- _Aim of the exercise_
Write out the material again exactly, please, and omit the pictures.

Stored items
====
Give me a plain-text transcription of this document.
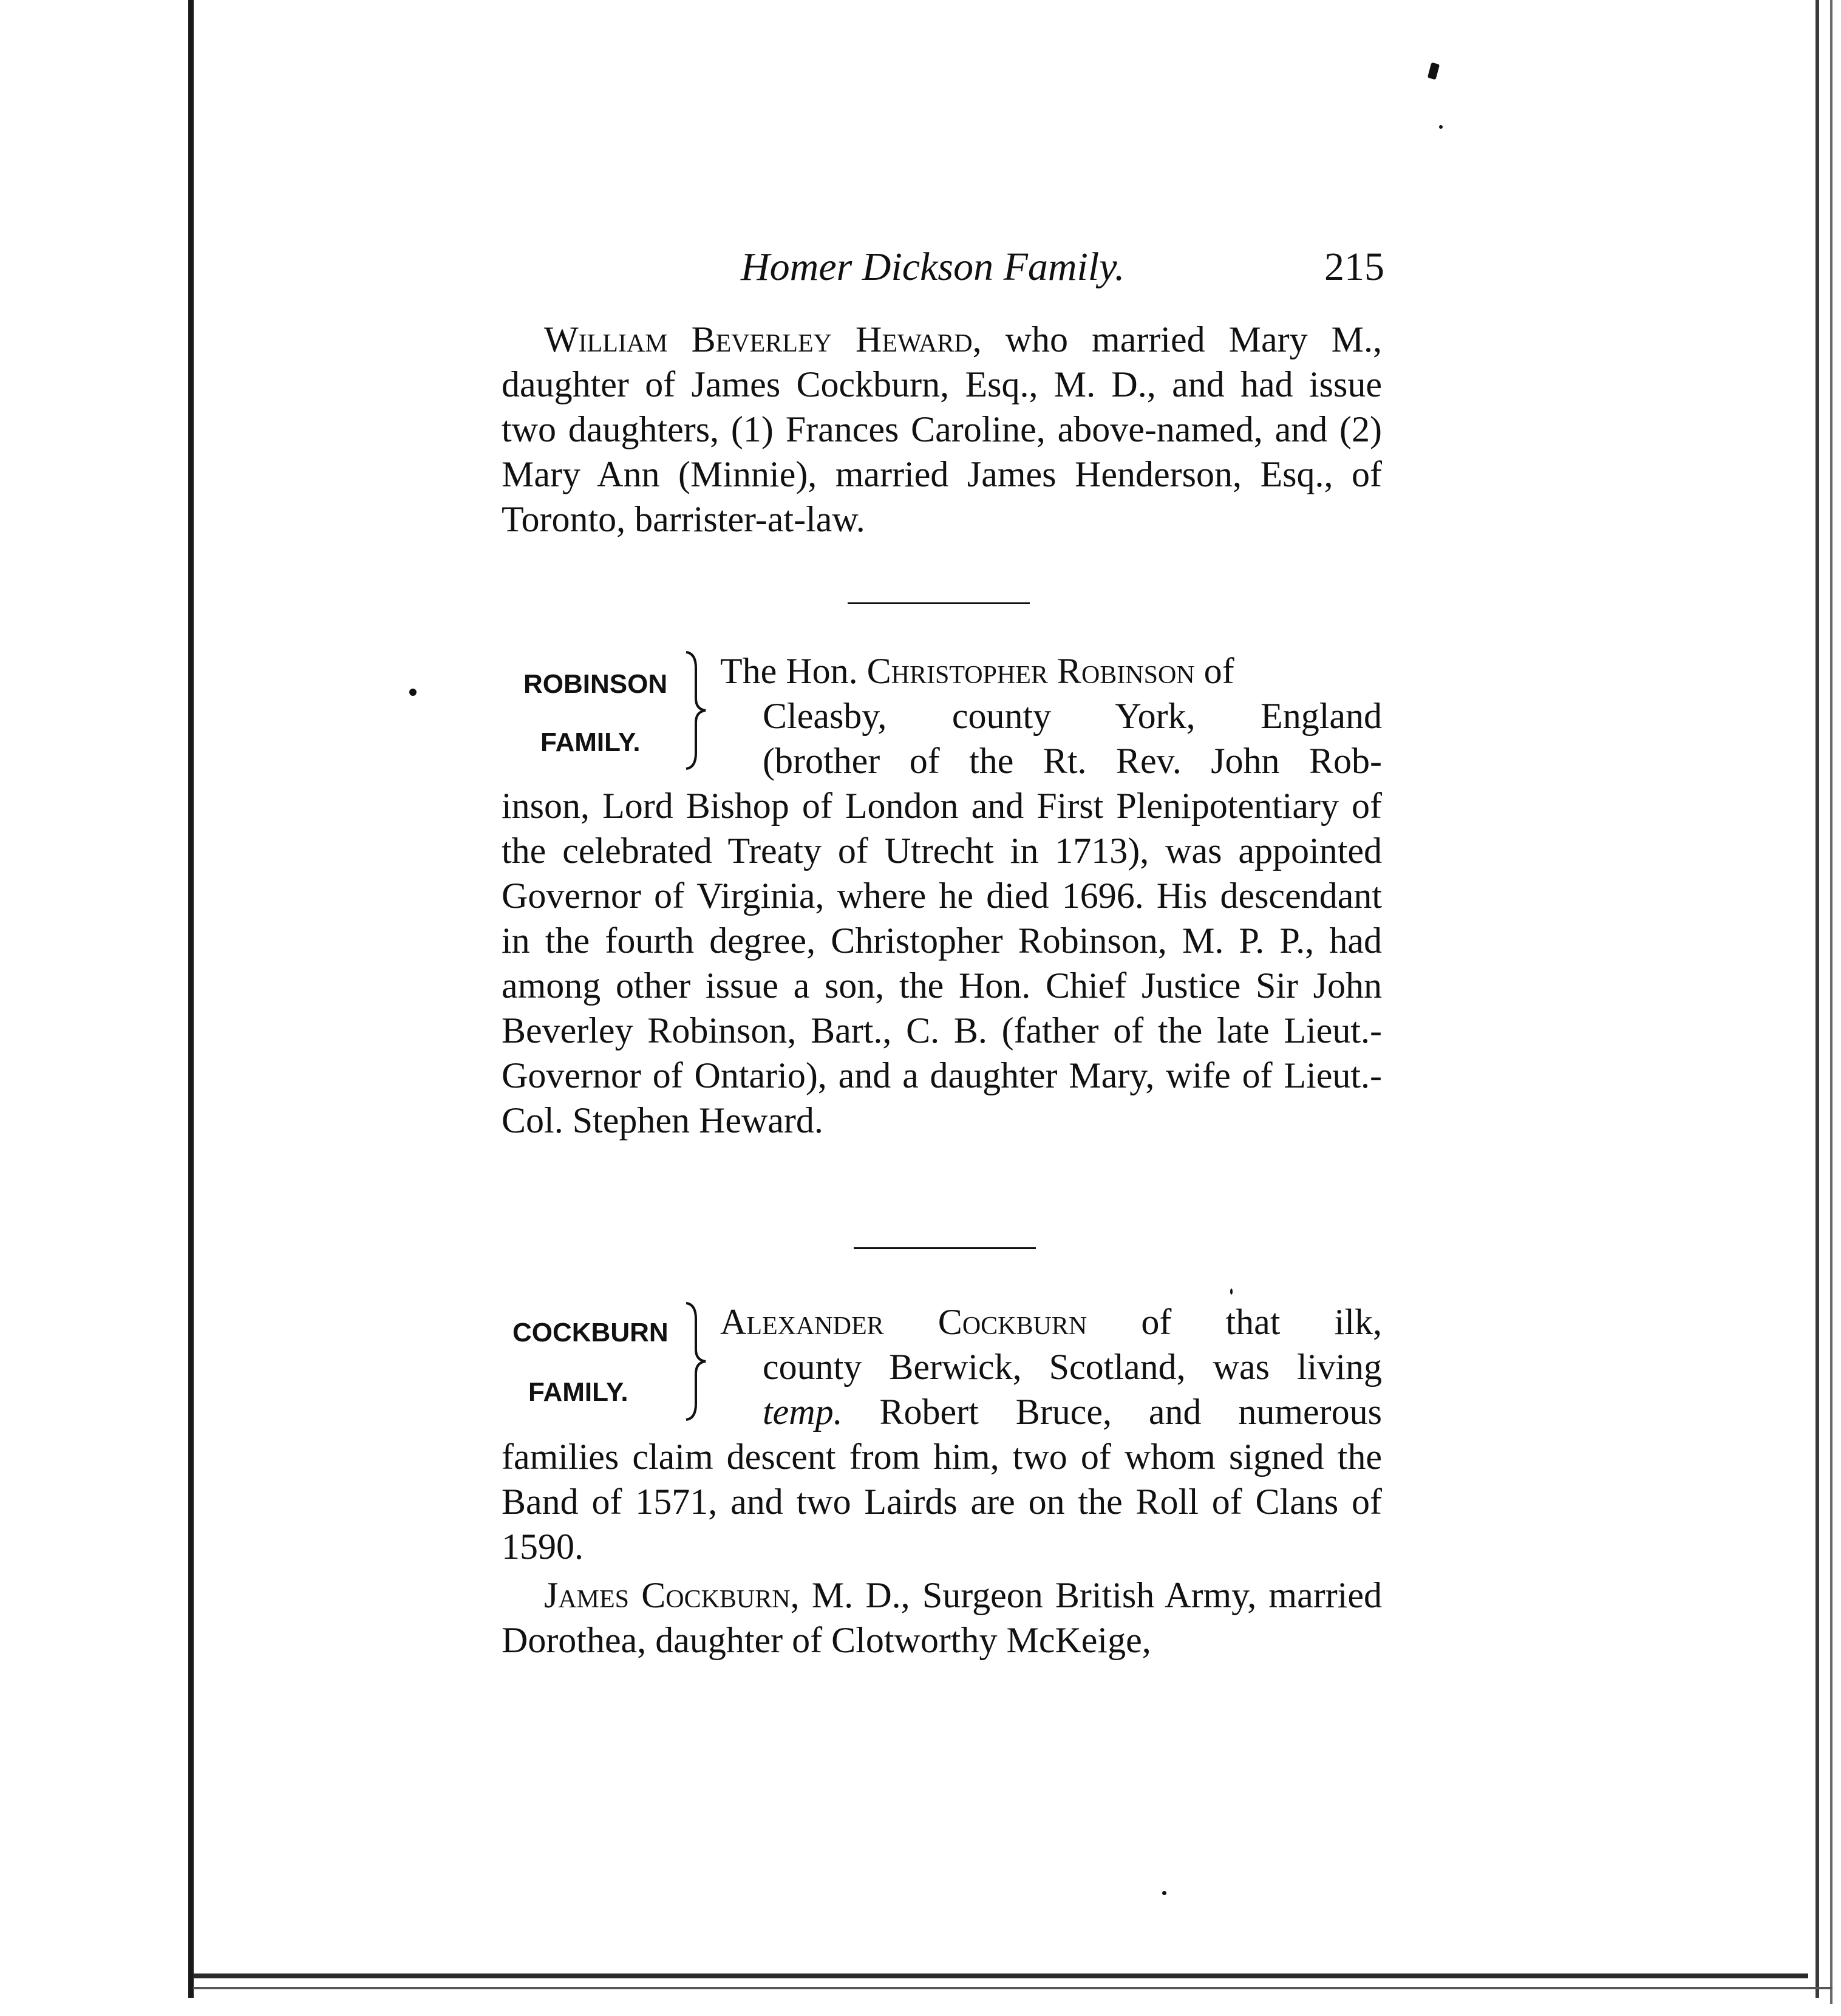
Homer Dickson Family.	215

William Beverley Heward, who married Mary M., daughter of James Cockburn, Esq., M. D., and had issue two daughters, (1) Frances Caroline, above-named, and (2) Mary Ann (Minnie), married James Henderson, Esq., of Toronto, barrister-at-law.

ROBINSON
FAMILY.

The Hon. Christopher Robinson of

Cleasby, county York, England

(brother of the Rt. Rev. John Rob-

inson, Lord Bishop of London and First Plenipotentiary of the celebrated Treaty of Utrecht in 1713), was appointed Governor of Virginia, where he died 1696. His descendant in the fourth degree, Christopher Robinson, M. P. P., had among other issue a son, the Hon. Chief Justice Sir John Beverley Robinson, Bart., C. B. (father of the late Lieut.-Governor of Ontario), and a daughter Mary, wife of Lieut.-Col. Stephen Heward.

COCKBURN
FAMILY.

Alexander Cockburn of that ilk,

county Berwick, Scotland, was living

temp. Robert Bruce, and numerous

families claim descent from him, two of whom signed the Band of 1571, and two Lairds are on the Roll of Clans of 1590.

James Cockburn, M. D., Surgeon British Army, married Dorothea, daughter of Clotworthy McKeige,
====
- _Exercise response_
Give me a plain-text transcription of this document.
Homer Dickson Family.	215

William Beverley Heward, who married Mary M., daughter of James Cockburn, Esq., M. D., and had issue two daughters, (1) Frances Caroline, above-named, and (2) Mary Ann (Minnie), married James Henderson, Esq., of Toronto, barrister-at-law.

ROBINSON
FAMILY.

The Hon. Christopher Robinson of

Cleasby, county York, England

(brother of the Rt. Rev. John Rob-

inson, Lord Bishop of London and First Plenipotentiary of the celebrated Treaty of Utrecht in 1713), was appointed Governor of Virginia, where he died 1696. His descendant in the fourth degree, Christopher Robinson, M. P. P., had among other issue a son, the Hon. Chief Justice Sir John Beverley Robinson, Bart., C. B. (father of the late Lieut.-Governor of Ontario), and a daughter Mary, wife of Lieut.-Col. Stephen Heward.

COCKBURN
FAMILY.

Alexander Cockburn of that ilk,

county Berwick, Scotland, was living

temp. Robert Bruce, and numerous

families claim descent from him, two of whom signed the Band of 1571, and two Lairds are on the Roll of Clans of 1590.

James Cockburn, M. D., Surgeon British Army, married Dorothea, daughter of Clotworthy McKeige,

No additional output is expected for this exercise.